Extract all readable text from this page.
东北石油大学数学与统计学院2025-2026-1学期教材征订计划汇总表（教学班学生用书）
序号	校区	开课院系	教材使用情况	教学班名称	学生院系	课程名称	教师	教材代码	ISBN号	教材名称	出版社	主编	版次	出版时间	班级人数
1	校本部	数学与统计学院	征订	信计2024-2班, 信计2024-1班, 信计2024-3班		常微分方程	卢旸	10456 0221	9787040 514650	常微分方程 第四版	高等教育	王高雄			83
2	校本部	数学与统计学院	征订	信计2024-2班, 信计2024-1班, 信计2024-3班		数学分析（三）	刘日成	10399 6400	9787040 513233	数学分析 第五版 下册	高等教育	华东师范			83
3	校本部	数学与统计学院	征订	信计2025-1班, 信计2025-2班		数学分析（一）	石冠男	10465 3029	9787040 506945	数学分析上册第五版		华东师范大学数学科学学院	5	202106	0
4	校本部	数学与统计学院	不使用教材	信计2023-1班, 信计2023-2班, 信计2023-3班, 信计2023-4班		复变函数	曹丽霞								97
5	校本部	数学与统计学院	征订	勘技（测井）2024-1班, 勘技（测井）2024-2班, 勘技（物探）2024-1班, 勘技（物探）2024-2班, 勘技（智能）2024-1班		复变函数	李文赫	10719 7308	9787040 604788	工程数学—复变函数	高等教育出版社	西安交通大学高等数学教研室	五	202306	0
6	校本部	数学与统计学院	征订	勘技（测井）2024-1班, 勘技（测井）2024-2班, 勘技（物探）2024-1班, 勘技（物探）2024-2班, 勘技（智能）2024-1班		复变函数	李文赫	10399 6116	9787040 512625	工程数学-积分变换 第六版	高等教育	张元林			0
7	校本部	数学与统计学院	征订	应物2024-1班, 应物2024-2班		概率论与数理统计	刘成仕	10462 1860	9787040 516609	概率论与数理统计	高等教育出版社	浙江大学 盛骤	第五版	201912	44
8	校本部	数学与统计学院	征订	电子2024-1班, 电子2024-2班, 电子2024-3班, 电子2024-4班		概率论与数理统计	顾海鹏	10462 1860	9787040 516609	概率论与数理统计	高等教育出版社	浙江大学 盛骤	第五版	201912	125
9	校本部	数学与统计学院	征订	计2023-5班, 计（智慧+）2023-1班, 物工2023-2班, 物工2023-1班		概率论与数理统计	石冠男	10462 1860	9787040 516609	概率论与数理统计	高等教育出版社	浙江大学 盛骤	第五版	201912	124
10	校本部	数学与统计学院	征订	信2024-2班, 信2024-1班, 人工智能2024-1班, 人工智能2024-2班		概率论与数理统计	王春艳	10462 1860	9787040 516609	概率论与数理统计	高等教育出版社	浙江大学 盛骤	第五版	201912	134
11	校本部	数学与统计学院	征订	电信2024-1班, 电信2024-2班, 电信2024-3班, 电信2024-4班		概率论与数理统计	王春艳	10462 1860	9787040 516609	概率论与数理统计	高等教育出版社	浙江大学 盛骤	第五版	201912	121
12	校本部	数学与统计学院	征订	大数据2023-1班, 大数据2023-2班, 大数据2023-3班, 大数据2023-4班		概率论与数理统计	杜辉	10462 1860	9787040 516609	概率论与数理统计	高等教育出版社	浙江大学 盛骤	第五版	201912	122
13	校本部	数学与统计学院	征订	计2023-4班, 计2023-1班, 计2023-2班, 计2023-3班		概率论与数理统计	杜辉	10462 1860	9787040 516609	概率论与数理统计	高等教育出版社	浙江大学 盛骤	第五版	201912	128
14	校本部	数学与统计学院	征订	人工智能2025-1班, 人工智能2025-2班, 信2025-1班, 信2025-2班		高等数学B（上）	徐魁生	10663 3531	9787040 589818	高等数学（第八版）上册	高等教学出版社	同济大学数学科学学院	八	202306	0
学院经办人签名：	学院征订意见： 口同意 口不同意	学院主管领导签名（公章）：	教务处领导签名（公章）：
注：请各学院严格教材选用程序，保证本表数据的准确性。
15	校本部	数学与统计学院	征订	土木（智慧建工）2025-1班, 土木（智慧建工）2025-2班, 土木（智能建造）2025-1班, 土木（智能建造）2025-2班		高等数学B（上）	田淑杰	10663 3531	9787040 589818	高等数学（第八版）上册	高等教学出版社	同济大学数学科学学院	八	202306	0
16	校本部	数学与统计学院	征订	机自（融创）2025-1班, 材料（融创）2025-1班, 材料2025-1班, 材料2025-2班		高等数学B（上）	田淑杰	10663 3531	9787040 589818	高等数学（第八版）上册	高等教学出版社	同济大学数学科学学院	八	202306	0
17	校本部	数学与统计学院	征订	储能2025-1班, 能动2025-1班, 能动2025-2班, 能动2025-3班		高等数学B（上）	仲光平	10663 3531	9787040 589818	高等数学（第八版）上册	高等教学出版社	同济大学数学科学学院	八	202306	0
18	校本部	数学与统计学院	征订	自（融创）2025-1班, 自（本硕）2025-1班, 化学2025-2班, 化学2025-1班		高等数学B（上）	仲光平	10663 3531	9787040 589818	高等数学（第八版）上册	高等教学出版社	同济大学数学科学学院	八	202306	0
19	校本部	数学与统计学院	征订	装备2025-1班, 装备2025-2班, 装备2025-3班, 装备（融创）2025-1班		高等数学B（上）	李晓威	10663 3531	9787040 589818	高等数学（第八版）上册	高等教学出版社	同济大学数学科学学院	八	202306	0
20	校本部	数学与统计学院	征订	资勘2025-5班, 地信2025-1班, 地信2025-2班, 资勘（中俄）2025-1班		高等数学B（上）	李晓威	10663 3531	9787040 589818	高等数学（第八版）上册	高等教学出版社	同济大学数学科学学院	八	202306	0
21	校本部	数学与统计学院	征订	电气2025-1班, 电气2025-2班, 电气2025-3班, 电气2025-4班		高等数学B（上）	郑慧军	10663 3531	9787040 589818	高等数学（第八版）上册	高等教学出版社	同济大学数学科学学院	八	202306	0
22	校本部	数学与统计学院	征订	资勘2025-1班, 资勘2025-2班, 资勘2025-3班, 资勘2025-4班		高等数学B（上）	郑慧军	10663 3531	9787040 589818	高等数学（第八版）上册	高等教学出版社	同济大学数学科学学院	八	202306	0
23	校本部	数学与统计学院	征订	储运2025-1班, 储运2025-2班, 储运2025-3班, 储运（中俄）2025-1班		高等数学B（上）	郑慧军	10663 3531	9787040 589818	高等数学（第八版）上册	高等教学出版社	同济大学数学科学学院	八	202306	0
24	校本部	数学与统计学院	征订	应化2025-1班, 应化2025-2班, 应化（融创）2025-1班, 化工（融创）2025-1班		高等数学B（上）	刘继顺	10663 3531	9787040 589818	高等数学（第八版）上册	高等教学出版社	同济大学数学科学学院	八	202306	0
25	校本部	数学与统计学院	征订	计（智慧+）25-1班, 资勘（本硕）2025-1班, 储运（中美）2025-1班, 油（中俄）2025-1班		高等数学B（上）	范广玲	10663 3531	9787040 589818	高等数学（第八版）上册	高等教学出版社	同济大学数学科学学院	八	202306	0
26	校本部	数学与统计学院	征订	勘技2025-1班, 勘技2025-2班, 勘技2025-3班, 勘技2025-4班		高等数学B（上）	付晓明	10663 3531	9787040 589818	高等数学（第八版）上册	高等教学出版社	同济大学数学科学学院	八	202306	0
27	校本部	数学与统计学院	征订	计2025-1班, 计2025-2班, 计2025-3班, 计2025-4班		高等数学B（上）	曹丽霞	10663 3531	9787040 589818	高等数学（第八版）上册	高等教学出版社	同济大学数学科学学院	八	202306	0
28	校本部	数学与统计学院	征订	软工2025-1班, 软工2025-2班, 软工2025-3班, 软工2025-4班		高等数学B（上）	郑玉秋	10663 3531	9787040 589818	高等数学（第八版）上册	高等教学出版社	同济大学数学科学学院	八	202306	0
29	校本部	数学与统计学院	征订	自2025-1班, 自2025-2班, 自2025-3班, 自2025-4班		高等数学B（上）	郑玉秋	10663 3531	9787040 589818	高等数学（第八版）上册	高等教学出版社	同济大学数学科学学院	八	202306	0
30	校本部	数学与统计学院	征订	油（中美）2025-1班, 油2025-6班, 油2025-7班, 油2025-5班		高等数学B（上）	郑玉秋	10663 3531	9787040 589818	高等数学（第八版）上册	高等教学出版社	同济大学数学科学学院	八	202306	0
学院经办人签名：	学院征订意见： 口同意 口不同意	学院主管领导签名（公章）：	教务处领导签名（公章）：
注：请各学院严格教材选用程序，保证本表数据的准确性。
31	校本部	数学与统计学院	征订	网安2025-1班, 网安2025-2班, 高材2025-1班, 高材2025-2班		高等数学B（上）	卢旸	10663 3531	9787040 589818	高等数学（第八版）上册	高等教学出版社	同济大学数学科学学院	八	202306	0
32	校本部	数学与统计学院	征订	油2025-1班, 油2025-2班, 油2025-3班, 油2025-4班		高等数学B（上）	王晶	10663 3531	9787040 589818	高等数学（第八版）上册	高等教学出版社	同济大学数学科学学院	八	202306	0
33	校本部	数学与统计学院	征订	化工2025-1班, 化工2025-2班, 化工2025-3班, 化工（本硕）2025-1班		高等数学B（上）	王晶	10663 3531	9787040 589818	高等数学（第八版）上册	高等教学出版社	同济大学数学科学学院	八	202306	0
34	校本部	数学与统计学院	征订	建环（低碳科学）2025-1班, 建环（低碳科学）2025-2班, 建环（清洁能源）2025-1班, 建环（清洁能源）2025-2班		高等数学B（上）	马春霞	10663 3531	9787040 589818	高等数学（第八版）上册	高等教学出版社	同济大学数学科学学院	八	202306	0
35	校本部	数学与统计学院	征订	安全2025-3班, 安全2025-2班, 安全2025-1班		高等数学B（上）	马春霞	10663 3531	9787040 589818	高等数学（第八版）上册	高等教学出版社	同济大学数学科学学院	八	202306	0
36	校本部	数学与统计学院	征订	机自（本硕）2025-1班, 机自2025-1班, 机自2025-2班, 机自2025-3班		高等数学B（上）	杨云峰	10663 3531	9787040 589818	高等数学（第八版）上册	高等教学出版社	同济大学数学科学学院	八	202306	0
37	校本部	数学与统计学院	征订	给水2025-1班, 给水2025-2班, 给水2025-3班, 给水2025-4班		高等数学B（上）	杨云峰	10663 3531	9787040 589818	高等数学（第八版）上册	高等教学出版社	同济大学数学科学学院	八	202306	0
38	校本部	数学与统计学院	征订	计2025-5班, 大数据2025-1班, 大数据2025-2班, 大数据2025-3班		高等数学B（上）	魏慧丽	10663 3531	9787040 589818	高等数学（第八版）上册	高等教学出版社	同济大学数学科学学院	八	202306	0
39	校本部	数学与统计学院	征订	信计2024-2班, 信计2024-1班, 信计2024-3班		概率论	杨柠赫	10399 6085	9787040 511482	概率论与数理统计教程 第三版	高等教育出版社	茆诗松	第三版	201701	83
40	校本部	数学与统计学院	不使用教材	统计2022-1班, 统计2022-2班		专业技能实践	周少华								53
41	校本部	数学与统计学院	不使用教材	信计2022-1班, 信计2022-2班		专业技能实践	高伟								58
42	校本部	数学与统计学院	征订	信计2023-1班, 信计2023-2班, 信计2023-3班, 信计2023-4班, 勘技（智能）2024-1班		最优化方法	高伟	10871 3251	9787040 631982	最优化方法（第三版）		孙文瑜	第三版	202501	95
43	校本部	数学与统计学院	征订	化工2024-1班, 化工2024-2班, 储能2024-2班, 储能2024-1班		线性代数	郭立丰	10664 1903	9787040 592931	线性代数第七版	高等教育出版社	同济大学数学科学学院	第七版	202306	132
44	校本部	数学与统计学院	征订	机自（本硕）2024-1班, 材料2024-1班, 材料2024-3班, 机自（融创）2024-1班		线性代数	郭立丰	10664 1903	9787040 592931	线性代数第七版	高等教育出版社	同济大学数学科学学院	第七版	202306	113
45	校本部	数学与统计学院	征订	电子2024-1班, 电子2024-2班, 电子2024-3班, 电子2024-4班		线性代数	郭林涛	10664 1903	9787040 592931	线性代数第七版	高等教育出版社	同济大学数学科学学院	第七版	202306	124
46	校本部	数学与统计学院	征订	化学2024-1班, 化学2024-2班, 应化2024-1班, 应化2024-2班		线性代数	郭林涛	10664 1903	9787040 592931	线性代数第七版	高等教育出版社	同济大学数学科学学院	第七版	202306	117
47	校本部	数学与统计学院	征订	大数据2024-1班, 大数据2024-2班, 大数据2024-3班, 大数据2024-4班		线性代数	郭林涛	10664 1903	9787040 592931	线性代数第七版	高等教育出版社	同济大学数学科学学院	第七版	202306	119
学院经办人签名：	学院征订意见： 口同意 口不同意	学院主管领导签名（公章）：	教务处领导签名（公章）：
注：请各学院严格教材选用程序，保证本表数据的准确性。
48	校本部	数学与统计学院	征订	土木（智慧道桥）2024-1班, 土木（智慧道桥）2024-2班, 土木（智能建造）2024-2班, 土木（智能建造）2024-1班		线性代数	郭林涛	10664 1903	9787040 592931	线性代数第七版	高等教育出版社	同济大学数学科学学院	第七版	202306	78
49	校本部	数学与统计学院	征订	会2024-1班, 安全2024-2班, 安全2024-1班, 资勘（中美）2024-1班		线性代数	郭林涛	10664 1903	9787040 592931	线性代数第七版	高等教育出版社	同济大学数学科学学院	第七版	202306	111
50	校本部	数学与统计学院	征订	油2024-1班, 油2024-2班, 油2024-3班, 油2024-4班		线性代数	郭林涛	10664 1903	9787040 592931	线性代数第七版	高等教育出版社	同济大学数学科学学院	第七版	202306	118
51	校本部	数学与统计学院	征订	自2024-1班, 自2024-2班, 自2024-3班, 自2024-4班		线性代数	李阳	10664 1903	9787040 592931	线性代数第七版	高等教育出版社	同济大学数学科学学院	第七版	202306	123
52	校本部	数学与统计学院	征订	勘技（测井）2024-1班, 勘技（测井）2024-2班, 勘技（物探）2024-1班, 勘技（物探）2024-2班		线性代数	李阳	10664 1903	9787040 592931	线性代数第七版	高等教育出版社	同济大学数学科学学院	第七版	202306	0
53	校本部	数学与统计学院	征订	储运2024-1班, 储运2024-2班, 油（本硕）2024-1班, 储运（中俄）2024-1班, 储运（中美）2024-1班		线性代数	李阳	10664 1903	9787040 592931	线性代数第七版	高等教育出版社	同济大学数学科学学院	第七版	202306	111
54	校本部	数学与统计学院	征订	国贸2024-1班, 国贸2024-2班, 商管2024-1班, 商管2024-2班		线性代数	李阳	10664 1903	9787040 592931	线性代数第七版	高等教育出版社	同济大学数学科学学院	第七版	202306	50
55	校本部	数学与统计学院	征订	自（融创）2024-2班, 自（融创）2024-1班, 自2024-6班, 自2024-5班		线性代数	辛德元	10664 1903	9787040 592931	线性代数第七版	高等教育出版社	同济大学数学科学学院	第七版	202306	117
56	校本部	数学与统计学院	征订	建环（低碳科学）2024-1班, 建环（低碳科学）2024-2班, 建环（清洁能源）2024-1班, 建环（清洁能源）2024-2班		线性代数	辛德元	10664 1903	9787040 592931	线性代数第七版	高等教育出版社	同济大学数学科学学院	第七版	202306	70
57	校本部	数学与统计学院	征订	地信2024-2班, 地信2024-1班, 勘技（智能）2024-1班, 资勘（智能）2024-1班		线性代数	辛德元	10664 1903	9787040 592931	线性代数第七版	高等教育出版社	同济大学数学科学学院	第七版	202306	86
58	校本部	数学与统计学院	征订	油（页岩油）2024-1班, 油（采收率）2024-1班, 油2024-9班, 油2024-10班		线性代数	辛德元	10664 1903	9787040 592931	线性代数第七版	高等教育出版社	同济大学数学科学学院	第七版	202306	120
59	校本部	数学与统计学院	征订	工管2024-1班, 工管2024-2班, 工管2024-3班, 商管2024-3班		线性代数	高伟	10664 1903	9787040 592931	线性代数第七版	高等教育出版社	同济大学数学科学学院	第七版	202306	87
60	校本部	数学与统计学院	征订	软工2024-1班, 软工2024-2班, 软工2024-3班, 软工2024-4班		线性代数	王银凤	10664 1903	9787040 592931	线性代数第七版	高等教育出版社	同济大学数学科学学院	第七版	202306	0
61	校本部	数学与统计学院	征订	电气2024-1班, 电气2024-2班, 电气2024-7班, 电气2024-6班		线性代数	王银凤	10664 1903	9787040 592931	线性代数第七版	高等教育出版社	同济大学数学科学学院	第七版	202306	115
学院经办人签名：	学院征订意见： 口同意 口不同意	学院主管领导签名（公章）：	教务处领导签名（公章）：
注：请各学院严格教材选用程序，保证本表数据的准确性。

□ □ □ □ □ □ □

Short task: Go through the records and copy each line with "清洁能源" in it.

Reply:
34	校本部	数学与统计学院	征订	建环（低碳科学）2025-1班, 建环（低碳科学）2025-2班, 建环（清洁能源）2025-1班, 建环（清洁能源）2025-2班		高等数学B（上）	马春霞	10663 3531	9787040 589818	高等数学（第八版）上册	高等教学出版社	同济大学数学科学学院	八	202306	0
56	校本部	数学与统计学院	征订	建环（低碳科学）2024-1班, 建环（低碳科学）2024-2班, 建环（清洁能源）2024-1班, 建环（清洁能源）2024-2班		线性代数	辛德元	10664 1903	9787040 592931	线性代数第七版	高等教育出版社	同济大学数学科学学院	第七版	202306	70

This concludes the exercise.